## RECORD SET
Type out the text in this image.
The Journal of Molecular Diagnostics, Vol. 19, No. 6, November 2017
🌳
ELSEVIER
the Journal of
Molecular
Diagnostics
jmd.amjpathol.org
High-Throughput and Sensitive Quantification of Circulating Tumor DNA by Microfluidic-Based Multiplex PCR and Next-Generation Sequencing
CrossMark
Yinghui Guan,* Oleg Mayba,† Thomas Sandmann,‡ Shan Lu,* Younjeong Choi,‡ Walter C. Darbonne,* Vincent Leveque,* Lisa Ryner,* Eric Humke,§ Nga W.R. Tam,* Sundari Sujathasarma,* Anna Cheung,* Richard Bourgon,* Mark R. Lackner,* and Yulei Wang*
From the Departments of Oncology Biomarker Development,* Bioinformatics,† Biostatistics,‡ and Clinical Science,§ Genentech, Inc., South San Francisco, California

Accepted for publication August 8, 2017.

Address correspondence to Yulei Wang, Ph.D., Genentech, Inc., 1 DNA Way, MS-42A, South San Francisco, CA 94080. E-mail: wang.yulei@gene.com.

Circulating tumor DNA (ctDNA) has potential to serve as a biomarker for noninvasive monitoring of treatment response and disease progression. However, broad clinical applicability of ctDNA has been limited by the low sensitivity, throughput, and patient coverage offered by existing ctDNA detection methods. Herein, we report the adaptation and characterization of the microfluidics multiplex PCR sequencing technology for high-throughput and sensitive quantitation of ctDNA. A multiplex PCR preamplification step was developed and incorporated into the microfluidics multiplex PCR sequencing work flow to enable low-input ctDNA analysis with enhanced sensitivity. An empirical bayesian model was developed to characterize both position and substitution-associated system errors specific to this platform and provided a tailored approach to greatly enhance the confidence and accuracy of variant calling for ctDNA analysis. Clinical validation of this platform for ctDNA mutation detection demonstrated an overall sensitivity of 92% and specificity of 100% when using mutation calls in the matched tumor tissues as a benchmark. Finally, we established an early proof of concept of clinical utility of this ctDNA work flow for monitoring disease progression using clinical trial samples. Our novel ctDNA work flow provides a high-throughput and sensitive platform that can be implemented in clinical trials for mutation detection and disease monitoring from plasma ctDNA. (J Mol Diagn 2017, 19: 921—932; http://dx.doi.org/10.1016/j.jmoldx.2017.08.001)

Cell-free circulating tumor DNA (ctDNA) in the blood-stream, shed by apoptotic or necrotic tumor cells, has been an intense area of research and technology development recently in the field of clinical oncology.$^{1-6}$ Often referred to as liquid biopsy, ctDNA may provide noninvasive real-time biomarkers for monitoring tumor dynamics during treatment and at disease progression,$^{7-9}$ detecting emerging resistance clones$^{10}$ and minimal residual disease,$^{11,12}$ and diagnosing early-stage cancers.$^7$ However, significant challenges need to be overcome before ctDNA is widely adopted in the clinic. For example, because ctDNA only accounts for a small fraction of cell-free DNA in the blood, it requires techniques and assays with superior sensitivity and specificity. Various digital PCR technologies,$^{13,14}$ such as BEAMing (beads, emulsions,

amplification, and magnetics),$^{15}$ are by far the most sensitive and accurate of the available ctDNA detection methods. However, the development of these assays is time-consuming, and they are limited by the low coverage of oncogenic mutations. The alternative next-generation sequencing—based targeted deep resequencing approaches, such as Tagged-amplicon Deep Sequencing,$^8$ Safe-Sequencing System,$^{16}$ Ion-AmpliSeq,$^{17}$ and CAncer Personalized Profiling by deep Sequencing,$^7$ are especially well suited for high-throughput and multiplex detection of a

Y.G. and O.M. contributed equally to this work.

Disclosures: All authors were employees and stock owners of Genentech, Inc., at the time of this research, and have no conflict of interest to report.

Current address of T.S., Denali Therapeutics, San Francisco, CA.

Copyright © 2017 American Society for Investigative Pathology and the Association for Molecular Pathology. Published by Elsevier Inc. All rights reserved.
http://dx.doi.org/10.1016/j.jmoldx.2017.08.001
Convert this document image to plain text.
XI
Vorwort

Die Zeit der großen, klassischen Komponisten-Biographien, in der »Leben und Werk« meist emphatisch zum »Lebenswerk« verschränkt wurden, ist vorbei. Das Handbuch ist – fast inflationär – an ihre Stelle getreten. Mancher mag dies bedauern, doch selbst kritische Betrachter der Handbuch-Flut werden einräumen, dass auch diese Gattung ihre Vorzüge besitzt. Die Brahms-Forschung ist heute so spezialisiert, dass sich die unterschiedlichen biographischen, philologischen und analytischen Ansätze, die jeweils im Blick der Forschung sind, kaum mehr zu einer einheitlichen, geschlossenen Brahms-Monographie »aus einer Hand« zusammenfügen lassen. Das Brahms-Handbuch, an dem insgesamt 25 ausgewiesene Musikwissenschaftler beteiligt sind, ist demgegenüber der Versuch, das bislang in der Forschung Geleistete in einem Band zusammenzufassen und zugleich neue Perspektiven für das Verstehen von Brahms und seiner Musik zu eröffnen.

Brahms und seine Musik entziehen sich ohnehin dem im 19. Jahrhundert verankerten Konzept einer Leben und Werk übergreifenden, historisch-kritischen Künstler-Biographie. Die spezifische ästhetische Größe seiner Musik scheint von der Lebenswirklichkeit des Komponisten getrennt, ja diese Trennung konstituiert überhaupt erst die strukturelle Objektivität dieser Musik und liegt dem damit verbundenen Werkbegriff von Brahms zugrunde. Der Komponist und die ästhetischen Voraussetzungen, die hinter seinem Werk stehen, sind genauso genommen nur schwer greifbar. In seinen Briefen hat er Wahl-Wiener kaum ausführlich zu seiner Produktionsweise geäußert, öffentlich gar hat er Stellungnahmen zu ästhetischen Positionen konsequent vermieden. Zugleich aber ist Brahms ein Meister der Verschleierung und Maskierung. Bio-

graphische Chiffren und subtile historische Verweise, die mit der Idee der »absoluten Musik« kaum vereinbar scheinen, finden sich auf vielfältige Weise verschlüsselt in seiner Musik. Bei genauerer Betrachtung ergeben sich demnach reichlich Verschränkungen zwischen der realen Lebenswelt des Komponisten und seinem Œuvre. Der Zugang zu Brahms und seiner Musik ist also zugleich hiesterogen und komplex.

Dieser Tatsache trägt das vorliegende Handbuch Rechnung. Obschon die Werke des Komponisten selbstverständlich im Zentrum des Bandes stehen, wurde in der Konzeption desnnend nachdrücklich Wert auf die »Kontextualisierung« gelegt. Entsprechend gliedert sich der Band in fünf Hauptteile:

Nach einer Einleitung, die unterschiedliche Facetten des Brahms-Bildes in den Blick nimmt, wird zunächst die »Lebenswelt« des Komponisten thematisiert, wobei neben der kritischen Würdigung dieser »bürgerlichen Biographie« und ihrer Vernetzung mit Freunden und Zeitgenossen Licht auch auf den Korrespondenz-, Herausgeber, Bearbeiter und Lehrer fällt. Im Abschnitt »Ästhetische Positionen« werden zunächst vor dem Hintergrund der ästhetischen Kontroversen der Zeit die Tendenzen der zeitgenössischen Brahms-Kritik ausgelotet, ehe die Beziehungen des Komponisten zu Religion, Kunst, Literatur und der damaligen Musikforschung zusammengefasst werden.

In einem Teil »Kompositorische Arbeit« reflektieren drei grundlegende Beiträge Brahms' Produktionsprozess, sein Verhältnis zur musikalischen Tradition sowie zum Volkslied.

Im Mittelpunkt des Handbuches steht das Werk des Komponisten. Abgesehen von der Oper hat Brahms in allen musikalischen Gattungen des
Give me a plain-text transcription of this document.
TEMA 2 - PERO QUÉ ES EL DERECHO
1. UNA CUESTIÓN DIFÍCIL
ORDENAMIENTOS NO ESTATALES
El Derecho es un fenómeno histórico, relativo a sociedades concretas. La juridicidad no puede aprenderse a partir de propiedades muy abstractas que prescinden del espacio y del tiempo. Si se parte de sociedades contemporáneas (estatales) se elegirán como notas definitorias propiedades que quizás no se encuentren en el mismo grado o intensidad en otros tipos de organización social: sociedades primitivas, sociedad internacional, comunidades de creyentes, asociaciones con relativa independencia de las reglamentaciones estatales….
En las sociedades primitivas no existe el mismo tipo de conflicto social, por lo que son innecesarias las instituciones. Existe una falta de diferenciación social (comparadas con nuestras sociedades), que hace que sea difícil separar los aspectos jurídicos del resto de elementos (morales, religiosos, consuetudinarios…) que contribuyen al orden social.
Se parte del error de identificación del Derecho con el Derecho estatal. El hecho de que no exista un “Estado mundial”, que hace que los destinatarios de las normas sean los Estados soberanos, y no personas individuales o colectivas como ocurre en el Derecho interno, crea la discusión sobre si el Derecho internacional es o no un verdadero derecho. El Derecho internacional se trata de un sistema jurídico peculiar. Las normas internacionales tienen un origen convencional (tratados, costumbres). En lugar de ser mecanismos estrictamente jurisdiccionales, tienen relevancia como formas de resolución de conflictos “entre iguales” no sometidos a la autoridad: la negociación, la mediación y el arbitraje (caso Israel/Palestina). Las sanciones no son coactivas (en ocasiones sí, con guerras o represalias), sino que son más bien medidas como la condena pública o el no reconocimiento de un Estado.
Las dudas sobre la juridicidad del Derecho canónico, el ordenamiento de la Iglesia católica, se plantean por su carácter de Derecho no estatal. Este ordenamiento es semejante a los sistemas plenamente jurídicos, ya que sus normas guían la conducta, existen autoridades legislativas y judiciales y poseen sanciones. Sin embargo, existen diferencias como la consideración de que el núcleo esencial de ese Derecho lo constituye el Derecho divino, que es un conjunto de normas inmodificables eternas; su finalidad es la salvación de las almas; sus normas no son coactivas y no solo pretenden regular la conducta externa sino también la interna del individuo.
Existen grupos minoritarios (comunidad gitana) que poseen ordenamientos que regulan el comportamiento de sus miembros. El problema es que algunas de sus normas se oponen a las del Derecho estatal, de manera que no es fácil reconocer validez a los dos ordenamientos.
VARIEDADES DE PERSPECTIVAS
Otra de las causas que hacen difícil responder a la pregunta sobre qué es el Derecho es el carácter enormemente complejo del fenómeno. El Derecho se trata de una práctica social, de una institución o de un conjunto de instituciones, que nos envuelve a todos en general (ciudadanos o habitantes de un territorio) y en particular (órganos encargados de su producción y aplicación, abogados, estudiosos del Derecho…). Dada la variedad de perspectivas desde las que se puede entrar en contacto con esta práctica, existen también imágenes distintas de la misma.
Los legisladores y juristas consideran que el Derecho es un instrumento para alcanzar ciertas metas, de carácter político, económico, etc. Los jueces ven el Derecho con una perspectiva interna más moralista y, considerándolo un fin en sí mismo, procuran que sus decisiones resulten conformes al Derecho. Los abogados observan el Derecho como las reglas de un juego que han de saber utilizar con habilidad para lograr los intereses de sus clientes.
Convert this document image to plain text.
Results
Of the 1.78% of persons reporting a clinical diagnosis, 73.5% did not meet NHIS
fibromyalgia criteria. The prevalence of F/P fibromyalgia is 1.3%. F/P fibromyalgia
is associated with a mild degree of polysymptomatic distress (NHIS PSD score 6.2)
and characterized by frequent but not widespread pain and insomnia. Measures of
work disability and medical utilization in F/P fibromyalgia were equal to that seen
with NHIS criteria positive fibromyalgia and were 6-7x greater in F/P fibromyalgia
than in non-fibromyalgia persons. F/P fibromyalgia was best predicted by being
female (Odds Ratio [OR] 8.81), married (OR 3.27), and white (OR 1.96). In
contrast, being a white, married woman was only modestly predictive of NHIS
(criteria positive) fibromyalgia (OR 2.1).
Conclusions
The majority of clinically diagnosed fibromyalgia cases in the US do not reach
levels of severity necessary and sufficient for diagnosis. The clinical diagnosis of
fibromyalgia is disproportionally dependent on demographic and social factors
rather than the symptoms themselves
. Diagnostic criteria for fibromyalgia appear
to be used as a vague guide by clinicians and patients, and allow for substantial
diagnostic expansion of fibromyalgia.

## YOUR TASK
Gather every line from the listing above in which the word "musikalischen" appears.

## ANSWER TO THIS TASK
In einem Teil »Kompositorische Arbeit« reflektieren drei grundlegende Beiträge Brahms' Produktionsprozess, sein Verhältnis zur musikalischen Tradition sowie zum Volkslied.
Im Mittelpunkt des Handbuches steht das Werk des Komponisten. Abgesehen von der Oper hat Brahms in allen musikalischen Gattungen des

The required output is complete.